SET PROBLEM
Reproduce all lines of the listing below in which the word "разрушение" occurs.

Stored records
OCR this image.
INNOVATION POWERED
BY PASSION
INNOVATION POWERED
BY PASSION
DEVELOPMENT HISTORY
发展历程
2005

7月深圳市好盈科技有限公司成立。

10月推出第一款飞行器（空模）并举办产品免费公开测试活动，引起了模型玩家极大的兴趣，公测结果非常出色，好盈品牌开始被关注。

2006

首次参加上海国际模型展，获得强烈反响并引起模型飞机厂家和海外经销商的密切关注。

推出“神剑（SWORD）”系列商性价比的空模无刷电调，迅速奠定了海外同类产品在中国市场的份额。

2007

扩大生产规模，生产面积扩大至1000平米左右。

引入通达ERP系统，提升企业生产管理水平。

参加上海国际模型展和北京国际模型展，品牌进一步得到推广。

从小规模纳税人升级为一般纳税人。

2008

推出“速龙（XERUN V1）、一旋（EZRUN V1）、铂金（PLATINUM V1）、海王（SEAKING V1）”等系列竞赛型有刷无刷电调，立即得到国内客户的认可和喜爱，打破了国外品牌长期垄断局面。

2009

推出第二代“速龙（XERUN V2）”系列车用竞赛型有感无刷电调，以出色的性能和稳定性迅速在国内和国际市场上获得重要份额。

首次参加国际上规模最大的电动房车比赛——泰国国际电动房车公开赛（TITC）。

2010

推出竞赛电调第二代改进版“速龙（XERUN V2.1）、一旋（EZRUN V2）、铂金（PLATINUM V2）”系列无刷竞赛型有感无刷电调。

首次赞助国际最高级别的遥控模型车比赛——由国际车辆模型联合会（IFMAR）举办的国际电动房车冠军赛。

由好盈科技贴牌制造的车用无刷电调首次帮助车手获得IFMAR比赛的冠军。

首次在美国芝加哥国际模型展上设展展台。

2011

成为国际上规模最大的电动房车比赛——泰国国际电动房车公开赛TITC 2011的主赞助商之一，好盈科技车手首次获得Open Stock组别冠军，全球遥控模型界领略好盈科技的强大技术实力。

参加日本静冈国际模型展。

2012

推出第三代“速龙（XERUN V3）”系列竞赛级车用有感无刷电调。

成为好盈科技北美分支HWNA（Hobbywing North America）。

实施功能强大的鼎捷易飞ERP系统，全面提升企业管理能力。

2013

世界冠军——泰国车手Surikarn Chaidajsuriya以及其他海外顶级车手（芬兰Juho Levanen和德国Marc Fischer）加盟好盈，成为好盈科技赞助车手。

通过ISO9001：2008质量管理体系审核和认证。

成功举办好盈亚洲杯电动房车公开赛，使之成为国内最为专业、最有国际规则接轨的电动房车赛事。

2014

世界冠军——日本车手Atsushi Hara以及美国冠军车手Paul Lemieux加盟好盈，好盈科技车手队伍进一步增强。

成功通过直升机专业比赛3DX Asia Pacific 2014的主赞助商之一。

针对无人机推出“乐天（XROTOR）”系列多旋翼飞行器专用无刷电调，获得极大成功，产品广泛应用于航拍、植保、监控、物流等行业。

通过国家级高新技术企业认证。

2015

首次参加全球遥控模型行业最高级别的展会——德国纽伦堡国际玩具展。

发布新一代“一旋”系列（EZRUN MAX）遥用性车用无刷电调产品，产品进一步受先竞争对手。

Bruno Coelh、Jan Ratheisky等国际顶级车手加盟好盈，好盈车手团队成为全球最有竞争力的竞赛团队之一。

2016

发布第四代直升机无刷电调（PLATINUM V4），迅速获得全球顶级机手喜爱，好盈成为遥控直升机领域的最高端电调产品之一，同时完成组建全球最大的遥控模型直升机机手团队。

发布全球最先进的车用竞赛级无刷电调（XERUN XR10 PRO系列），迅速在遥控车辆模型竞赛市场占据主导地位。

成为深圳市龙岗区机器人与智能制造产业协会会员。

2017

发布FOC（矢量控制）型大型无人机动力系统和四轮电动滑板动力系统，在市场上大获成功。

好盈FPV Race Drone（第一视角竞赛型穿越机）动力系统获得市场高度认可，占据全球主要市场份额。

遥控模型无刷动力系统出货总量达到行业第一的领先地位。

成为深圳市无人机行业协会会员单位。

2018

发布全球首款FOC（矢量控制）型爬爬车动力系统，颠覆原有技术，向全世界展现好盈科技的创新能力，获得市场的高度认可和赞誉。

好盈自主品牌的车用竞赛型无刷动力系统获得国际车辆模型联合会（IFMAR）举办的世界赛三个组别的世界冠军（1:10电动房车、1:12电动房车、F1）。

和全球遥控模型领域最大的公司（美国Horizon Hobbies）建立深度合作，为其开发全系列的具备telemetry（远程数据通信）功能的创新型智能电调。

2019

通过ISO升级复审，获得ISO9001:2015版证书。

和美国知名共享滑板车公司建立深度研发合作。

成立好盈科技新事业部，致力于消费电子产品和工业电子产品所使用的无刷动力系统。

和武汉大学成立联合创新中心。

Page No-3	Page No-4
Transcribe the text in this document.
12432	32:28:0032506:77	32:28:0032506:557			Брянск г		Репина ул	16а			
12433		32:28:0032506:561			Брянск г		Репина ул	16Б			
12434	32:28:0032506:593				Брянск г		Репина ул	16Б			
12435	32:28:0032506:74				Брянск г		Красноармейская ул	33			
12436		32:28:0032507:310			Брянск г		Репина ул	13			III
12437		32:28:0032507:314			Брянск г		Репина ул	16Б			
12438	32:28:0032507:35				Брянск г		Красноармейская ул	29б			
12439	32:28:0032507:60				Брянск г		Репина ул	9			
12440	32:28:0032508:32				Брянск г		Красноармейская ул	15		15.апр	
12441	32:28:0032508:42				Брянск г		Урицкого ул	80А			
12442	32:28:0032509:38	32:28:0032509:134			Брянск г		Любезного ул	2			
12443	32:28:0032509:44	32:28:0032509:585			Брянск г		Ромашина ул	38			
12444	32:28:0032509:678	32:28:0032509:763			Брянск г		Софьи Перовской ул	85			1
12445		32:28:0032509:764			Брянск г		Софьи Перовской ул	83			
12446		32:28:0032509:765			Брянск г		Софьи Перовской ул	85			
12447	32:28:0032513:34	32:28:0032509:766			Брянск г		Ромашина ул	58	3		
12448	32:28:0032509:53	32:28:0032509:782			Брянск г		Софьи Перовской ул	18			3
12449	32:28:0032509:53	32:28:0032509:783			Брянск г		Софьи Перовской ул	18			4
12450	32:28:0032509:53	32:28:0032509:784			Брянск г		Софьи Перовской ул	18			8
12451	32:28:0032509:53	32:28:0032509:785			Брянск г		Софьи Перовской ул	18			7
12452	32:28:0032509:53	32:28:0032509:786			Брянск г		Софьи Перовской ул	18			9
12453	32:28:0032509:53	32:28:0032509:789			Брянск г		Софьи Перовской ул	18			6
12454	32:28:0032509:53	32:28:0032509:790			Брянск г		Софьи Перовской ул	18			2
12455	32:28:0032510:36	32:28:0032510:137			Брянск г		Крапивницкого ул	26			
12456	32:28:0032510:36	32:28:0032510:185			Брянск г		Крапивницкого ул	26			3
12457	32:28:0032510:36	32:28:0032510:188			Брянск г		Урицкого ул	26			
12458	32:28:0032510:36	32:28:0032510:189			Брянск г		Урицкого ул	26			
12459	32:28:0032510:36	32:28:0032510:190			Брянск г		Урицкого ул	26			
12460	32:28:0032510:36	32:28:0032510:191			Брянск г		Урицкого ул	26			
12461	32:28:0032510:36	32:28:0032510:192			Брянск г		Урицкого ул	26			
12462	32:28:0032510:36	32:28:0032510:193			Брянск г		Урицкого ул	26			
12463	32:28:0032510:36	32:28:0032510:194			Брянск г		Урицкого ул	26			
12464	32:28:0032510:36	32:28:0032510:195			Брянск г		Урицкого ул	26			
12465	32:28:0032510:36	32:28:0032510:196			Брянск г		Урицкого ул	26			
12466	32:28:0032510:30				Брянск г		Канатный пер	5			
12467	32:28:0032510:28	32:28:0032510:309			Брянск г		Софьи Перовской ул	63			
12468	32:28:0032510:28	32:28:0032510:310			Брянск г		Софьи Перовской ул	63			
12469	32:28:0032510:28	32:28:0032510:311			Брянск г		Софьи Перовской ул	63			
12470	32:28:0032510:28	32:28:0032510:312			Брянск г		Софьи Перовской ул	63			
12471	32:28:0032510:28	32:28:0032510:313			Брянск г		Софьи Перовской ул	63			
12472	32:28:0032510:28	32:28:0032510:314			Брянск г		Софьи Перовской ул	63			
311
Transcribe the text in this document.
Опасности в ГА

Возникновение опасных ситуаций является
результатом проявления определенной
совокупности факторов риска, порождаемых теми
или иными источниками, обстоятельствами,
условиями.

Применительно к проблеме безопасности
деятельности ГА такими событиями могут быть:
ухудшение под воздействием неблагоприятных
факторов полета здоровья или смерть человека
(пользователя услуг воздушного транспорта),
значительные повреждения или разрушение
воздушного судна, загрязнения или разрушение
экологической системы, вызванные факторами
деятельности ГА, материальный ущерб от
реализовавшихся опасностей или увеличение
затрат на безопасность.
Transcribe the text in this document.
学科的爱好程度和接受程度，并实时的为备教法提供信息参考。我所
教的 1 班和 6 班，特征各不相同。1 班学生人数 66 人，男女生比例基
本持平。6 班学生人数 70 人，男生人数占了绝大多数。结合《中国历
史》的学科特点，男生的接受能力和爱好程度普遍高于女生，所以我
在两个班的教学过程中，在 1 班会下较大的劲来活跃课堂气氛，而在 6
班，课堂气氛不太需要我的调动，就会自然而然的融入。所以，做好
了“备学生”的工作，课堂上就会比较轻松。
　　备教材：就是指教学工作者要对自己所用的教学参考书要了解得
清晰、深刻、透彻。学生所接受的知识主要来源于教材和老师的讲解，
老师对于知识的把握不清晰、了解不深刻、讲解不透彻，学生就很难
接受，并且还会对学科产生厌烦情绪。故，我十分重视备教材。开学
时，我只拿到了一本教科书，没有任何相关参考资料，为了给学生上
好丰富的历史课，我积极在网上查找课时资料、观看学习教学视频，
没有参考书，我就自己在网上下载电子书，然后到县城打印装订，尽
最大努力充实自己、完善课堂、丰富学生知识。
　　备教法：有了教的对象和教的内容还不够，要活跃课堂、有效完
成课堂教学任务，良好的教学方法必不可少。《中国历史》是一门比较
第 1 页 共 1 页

WRITTEN RESPONSE
значительные повреждения или разрушение
воздушного судна, загрязнения или разрушение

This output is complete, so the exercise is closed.